Instructions for the task:
The records that follow must be repeated exactly as they stand.

═════ Data to use ═════

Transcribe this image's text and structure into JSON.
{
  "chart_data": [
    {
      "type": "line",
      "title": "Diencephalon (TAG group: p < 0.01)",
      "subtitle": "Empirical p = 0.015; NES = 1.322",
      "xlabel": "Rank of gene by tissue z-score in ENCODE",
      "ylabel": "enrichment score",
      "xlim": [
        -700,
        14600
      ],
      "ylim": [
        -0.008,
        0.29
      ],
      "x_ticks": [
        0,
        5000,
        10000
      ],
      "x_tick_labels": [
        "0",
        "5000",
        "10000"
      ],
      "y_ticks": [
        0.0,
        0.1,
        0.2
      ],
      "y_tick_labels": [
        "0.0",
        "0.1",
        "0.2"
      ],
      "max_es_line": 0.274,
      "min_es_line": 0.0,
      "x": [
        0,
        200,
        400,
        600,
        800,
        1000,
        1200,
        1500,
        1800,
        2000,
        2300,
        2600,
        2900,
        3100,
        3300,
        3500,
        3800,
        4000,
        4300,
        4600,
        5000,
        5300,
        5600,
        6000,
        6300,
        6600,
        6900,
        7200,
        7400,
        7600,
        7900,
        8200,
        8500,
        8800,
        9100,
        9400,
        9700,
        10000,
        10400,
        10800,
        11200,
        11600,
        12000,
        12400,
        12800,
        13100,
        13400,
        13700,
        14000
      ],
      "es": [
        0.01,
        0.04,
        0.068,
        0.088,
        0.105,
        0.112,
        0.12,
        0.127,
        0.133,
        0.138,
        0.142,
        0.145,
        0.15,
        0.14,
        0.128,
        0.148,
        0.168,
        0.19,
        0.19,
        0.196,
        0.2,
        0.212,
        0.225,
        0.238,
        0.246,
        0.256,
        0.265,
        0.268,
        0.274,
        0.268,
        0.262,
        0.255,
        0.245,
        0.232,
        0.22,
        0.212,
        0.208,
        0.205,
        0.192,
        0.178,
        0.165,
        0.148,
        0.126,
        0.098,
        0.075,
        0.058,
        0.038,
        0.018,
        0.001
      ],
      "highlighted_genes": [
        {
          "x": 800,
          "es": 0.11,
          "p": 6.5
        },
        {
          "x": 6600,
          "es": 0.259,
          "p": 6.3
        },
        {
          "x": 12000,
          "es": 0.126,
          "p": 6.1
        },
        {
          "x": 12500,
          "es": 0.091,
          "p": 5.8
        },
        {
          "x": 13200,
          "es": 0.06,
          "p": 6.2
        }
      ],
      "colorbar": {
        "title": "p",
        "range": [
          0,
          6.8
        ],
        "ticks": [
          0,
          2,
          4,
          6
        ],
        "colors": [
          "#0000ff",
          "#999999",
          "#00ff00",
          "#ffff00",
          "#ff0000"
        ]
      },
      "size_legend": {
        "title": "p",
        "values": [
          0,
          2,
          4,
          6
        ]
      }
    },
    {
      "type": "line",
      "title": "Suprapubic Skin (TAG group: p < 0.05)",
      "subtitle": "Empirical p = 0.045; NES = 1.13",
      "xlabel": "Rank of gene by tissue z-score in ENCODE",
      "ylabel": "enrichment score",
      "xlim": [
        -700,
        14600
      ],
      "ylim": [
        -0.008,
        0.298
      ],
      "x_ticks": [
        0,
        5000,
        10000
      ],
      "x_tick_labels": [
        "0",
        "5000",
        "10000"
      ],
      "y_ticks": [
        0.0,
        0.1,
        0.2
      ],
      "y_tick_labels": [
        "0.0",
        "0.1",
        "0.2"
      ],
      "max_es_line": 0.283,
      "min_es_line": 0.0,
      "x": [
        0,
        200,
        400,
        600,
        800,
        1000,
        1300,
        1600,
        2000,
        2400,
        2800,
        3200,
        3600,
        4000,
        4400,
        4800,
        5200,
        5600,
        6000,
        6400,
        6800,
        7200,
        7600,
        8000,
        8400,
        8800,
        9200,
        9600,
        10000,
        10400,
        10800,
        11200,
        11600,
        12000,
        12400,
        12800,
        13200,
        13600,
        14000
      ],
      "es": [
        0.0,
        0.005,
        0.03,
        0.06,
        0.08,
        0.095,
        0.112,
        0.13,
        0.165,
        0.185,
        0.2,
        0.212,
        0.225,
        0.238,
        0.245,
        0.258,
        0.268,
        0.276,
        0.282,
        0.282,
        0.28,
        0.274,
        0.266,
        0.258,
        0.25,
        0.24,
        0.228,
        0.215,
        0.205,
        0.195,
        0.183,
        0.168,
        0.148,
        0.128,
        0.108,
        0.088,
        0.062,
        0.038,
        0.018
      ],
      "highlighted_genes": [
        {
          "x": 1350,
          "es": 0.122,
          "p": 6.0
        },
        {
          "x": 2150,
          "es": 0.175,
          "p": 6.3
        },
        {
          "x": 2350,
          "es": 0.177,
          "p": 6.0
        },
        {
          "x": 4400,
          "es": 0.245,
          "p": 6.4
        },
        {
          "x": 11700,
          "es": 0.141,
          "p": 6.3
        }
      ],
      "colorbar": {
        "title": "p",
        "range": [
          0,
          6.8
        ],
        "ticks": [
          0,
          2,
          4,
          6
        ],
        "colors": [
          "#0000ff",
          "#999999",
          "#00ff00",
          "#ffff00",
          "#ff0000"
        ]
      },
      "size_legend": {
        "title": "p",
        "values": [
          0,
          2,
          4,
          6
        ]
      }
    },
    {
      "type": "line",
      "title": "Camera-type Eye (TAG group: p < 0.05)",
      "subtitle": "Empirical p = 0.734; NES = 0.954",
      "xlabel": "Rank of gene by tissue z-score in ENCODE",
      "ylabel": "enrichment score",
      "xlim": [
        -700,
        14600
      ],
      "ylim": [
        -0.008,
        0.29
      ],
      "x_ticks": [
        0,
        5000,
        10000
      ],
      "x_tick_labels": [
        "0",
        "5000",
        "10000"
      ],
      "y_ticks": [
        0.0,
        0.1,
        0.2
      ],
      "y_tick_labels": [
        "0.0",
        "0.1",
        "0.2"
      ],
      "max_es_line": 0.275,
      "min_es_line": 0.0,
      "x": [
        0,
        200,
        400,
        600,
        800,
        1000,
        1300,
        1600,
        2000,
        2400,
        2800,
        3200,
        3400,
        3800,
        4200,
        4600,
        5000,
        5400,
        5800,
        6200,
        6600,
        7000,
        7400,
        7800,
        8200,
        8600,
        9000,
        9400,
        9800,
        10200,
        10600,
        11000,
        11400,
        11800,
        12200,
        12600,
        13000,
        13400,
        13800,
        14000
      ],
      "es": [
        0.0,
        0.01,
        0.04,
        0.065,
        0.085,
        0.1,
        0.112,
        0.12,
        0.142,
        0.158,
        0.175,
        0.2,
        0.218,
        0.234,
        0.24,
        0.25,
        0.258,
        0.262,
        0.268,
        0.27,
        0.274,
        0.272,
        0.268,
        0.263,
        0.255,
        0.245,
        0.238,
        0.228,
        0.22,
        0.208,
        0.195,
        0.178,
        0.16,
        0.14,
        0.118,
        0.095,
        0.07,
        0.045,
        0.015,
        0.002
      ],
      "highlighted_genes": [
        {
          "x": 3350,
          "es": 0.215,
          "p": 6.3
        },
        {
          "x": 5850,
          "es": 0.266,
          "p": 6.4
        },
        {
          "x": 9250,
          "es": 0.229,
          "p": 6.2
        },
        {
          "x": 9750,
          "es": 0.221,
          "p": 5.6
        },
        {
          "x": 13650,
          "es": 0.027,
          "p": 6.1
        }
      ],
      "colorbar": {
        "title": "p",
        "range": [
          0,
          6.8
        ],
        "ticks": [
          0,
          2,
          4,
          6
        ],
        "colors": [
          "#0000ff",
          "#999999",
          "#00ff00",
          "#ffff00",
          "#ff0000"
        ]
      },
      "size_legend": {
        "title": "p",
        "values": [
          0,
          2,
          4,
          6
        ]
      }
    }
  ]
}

═════

Solution:
Transcribe this image's text and structure into JSON.
{
  "chart_data": [
    {
      "type": "line",
      "title": "Diencephalon (TAG group: p < 0.01)",
      "subtitle": "Empirical p = 0.015; NES = 1.322",
      "xlabel": "Rank of gene by tissue z-score in ENCODE",
      "ylabel": "enrichment score",
      "xlim": [
        -700,
        14600
      ],
      "ylim": [
        -0.008,
        0.29
      ],
      "x_ticks": [
        0,
        5000,
        10000
      ],
      "x_tick_labels": [
        "0",
        "5000",
        "10000"
      ],
      "y_ticks": [
        0.0,
        0.1,
        0.2
      ],
      "y_tick_labels": [
        "0.0",
        "0.1",
        "0.2"
      ],
      "max_es_line": 0.274,
      "min_es_line": 0.0,
      "x": [
        0,
        200,
        400,
        600,
        800,
        1000,
        1200,
        1500,
        1800,
        2000,
        2300,
        2600,
        2900,
        3100,
        3300,
        3500,
        3800,
        4000,
        4300,
        4600,
        5000,
        5300,
        5600,
        6000,
        6300,
        6600,
        6900,
        7200,
        7400,
        7600,
        7900,
        8200,
        8500,
        8800,
        9100,
        9400,
        9700,
        10000,
        10400,
        10800,
        11200,
        11600,
        12000,
        12400,
        12800,
        13100,
        13400,
        13700,
        14000
      ],
      "es": [
        0.01,
        0.04,
        0.068,
        0.088,
        0.105,
        0.112,
        0.12,
        0.127,
        0.133,
        0.138,
        0.142,
        0.145,
        0.15,
        0.14,
        0.128,
        0.148,
        0.168,
        0.19,
        0.19,
        0.196,
        0.2,
        0.212,
        0.225,
        0.238,
        0.246,
        0.256,
        0.265,
        0.268,
        0.274,
        0.268,
        0.262,
        0.255,
        0.245,
        0.232,
        0.22,
        0.212,
        0.208,
        0.205,
        0.192,
        0.178,
        0.165,
        0.148,
        0.126,
        0.098,
        0.075,
        0.058,
        0.038,
        0.018,
        0.001
      ],
      "highlighted_genes": [
        {
          "x": 800,
          "es": 0.11,
          "p": 6.5
        },
        {
          "x": 6600,
          "es": 0.259,
          "p": 6.3
        },
        {
          "x": 12000,
          "es": 0.126,
          "p": 6.1
        },
        {
          "x": 12500,
          "es": 0.091,
          "p": 5.8
        },
        {
          "x": 13200,
          "es": 0.06,
          "p": 6.2
        }
      ],
      "colorbar": {
        "title": "p",
        "range": [
          0,
          6.8
        ],
        "ticks": [
          0,
          2,
          4,
          6
        ],
        "colors": [
          "#0000ff",
          "#999999",
          "#00ff00",
          "#ffff00",
          "#ff0000"
        ]
      },
      "size_legend": {
        "title": "p",
        "values": [
          0,
          2,
          4,
          6
        ]
      }
    },
    {
      "type": "line",
      "title": "Suprapubic Skin (TAG group: p < 0.05)",
      "subtitle": "Empirical p = 0.045; NES = 1.13",
      "xlabel": "Rank of gene by tissue z-score in ENCODE",
      "ylabel": "enrichment score",
      "xlim": [
        -700,
        14600
      ],
      "ylim": [
        -0.008,
        0.298
      ],
      "x_ticks": [
        0,
        5000,
        10000
      ],
      "x_tick_labels": [
        "0",
        "5000",
        "10000"
      ],
      "y_ticks": [
        0.0,
        0.1,
        0.2
      ],
      "y_tick_labels": [
        "0.0",
        "0.1",
        "0.2"
      ],
      "max_es_line": 0.283,
      "min_es_line": 0.0,
      "x": [
        0,
        200,
        400,
        600,
        800,
        1000,
        1300,
        1600,
        2000,
        2400,
        2800,
        3200,
        3600,
        4000,
        4400,
        4800,
        5200,
        5600,
        6000,
        6400,
        6800,
        7200,
        7600,
        8000,
        8400,
        8800,
        9200,
        9600,
        10000,
        10400,
        10800,
        11200,
        11600,
        12000,
        12400,
        12800,
        13200,
        13600,
        14000
      ],
      "es": [
        0.0,
        0.005,
        0.03,
        0.06,
        0.08,
        0.095,
        0.112,
        0.13,
        0.165,
        0.185,
        0.2,
        0.212,
        0.225,
        0.238,
        0.245,
        0.258,
        0.268,
        0.276,
        0.282,
        0.282,
        0.28,
        0.274,
        0.266,
        0.258,
        0.25,
        0.24,
        0.228,
        0.215,
        0.205,
        0.195,
        0.183,
        0.168,
        0.148,
        0.128,
        0.108,
        0.088,
        0.062,
        0.038,
        0.018
      ],
      "highlighted_genes": [
        {
          "x": 1350,
          "es": 0.122,
          "p": 6.0
        },
        {
          "x": 2150,
          "es": 0.175,
          "p": 6.3
        },
        {
          "x": 2350,
          "es": 0.177,
          "p": 6.0
        },
        {
          "x": 4400,
          "es": 0.245,
          "p": 6.4
        },
        {
          "x": 11700,
          "es": 0.141,
          "p": 6.3
        }
      ],
      "colorbar": {
        "title": "p",
        "range": [
          0,
          6.8
        ],
        "ticks": [
          0,
          2,
          4,
          6
        ],
        "colors": [
          "#0000ff",
          "#999999",
          "#00ff00",
          "#ffff00",
          "#ff0000"
        ]
      },
      "size_legend": {
        "title": "p",
        "values": [
          0,
          2,
          4,
          6
        ]
      }
    },
    {
      "type": "line",
      "title": "Camera-type Eye (TAG group: p < 0.05)",
      "subtitle": "Empirical p = 0.734; NES = 0.954",
      "xlabel": "Rank of gene by tissue z-score in ENCODE",
      "ylabel": "enrichment score",
      "xlim": [
        -700,
        14600
      ],
      "ylim": [
        -0.008,
        0.29
      ],
      "x_ticks": [
        0,
        5000,
        10000
      ],
      "x_tick_labels": [
        "0",
        "5000",
        "10000"
      ],
      "y_ticks": [
        0.0,
        0.1,
        0.2
      ],
      "y_tick_labels": [
        "0.0",
        "0.1",
        "0.2"
      ],
      "max_es_line": 0.275,
      "min_es_line": 0.0,
      "x": [
        0,
        200,
        400,
        600,
        800,
        1000,
        1300,
        1600,
        2000,
        2400,
        2800,
        3200,
        3400,
        3800,
        4200,
        4600,
        5000,
        5400,
        5800,
        6200,
        6600,
        7000,
        7400,
        7800,
        8200,
        8600,
        9000,
        9400,
        9800,
        10200,
        10600,
        11000,
        11400,
        11800,
        12200,
        12600,
        13000,
        13400,
        13800,
        14000
      ],
      "es": [
        0.0,
        0.01,
        0.04,
        0.065,
        0.085,
        0.1,
        0.112,
        0.12,
        0.142,
        0.158,
        0.175,
        0.2,
        0.218,
        0.234,
        0.24,
        0.25,
        0.258,
        0.262,
        0.268,
        0.27,
        0.274,
        0.272,
        0.268,
        0.263,
        0.255,
        0.245,
        0.238,
        0.228,
        0.22,
        0.208,
        0.195,
        0.178,
        0.16,
        0.14,
        0.118,
        0.095,
        0.07,
        0.045,
        0.015,
        0.002
      ],
      "highlighted_genes": [
        {
          "x": 3350,
          "es": 0.215,
          "p": 6.3
        },
        {
          "x": 5850,
          "es": 0.266,
          "p": 6.4
        },
        {
          "x": 9250,
          "es": 0.229,
          "p": 6.2
        },
        {
          "x": 9750,
          "es": 0.221,
          "p": 5.6
        },
        {
          "x": 13650,
          "es": 0.027,
          "p": 6.1
        }
      ],
      "colorbar": {
        "title": "p",
        "range": [
          0,
          6.8
        ],
        "ticks": [
          0,
          2,
          4,
          6
        ],
        "colors": [
          "#0000ff",
          "#999999",
          "#00ff00",
          "#ffff00",
          "#ff0000"
        ]
      },
      "size_legend": {
        "title": "p",
        "values": [
          0,
          2,
          4,
          6
        ]
      }
    }
  ]
}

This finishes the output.